Exercise details: Reproduce the entries below, swapping every instance of "Soviet literature" for "Soviet fiction" and leaving all else unchanged.

Record excerpts:
■ ■ ■ ■ ■ ■ ■

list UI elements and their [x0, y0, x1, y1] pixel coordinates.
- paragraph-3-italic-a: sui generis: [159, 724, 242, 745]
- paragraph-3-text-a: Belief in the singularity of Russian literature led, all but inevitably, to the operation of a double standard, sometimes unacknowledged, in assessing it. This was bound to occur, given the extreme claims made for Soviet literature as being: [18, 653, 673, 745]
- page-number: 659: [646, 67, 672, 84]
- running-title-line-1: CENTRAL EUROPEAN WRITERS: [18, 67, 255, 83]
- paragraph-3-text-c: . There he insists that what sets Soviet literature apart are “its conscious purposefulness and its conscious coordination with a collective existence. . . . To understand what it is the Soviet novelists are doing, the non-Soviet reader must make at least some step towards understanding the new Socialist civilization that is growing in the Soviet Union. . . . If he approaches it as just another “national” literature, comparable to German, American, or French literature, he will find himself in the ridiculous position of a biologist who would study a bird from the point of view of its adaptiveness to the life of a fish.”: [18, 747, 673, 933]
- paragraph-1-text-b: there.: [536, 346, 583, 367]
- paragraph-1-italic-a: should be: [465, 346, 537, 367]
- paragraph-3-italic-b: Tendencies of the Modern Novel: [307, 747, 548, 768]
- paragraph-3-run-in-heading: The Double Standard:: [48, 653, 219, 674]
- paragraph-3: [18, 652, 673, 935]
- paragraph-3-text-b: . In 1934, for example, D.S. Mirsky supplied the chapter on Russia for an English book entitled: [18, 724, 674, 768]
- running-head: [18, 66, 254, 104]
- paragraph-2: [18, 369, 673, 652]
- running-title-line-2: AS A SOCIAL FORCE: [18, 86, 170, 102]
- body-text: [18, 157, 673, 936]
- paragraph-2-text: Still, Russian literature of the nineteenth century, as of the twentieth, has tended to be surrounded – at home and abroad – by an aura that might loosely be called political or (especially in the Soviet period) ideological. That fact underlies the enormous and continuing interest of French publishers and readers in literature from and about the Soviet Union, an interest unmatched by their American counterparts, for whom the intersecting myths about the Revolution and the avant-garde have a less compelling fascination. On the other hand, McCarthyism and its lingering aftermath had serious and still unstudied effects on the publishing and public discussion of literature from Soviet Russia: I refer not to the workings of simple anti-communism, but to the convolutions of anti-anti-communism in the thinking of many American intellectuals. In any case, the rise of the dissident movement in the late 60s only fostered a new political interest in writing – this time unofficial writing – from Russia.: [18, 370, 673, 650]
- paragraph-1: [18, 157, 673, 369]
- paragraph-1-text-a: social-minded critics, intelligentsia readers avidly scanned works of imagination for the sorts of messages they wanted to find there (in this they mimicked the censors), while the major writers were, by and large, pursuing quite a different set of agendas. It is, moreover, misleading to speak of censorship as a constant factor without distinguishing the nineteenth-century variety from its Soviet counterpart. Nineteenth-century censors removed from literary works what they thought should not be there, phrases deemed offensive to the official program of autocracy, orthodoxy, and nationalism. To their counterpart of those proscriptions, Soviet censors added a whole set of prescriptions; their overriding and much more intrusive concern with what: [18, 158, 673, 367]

■ ■ ■ ■ ■ ■ ■

Worked answer:
list UI elements and their [x0, y0, x1, y1] pixel coordinates.
- paragraph-3-italic-a: sui generis: [159, 724, 242, 745]
- paragraph-3-text-a: Belief in the singularity of Russian literature led, all but inevitably, to the operation of a double standard, sometimes unacknowledged, in assessing it. This was bound to occur, given the extreme claims made for Soviet fiction as being: [18, 653, 673, 745]
- page-number: 659: [646, 67, 672, 84]
- running-title-line-1: CENTRAL EUROPEAN WRITERS: [18, 67, 255, 83]
- paragraph-3-text-c: . There he insists that what sets Soviet fiction apart are “its conscious purposefulness and its conscious coordination with a collective existence. . . . To understand what it is the Soviet novelists are doing, the non-Soviet reader must make at least some step towards understanding the new Socialist civilization that is growing in the Soviet Union. . . . If he approaches it as just another “national” literature, comparable to German, American, or French literature, he will find himself in the ridiculous position of a biologist who would study a bird from the point of view of its adaptiveness to the life of a fish.”: [18, 747, 673, 933]
- paragraph-1-text-b: there.: [536, 346, 583, 367]
- paragraph-1-italic-a: should be: [465, 346, 537, 367]
- paragraph-3-italic-b: Tendencies of the Modern Novel: [307, 747, 548, 768]
- paragraph-3-run-in-heading: The Double Standard:: [48, 653, 219, 674]
- paragraph-3: [18, 652, 673, 935]
- paragraph-3-text-b: . In 1934, for example, D.S. Mirsky supplied the chapter on Russia for an English book entitled: [18, 724, 674, 768]
- running-head: [18, 66, 254, 104]
- paragraph-2: [18, 369, 673, 652]
- running-title-line-2: AS A SOCIAL FORCE: [18, 86, 170, 102]
- body-text: [18, 157, 673, 936]
- paragraph-2-text: Still, Russian literature of the nineteenth century, as of the twentieth, has tended to be surrounded – at home and abroad – by an aura that might loosely be called political or (especially in the Soviet period) ideological. That fact underlies the enormous and continuing interest of French publishers and readers in literature from and about the Soviet Union, an interest unmatched by their American counterparts, for whom the intersecting myths about the Revolution and the avant-garde have a less compelling fascination. On the other hand, McCarthyism and its lingering aftermath had serious and still unstudied effects on the publishing and public discussion of literature from Soviet Russia: I refer not to the workings of simple anti-communism, but to the convolutions of anti-anti-communism in the thinking of many American intellectuals. In any case, the rise of the dissident movement in the late 60s only fostered a new political interest in writing – this time unofficial writing – from Russia.: [18, 370, 673, 650]
- paragraph-1: [18, 157, 673, 369]
- paragraph-1-text-a: social-minded critics, intelligentsia readers avidly scanned works of imagination for the sorts of messages they wanted to find there (in this they mimicked the censors), while the major writers were, by and large, pursuing quite a different set of agendas. It is, moreover, misleading to speak of censorship as a constant factor without distinguishing the nineteenth-century variety from its Soviet counterpart. Nineteenth-century censors removed from literary works what they thought should not be there, phrases deemed offensive to the official program of autocracy, orthodoxy, and nationalism. To their counterpart of those proscriptions, Soviet censors added a whole set of prescriptions; their overriding and much more intrusive concern with what: [18, 158, 673, 367]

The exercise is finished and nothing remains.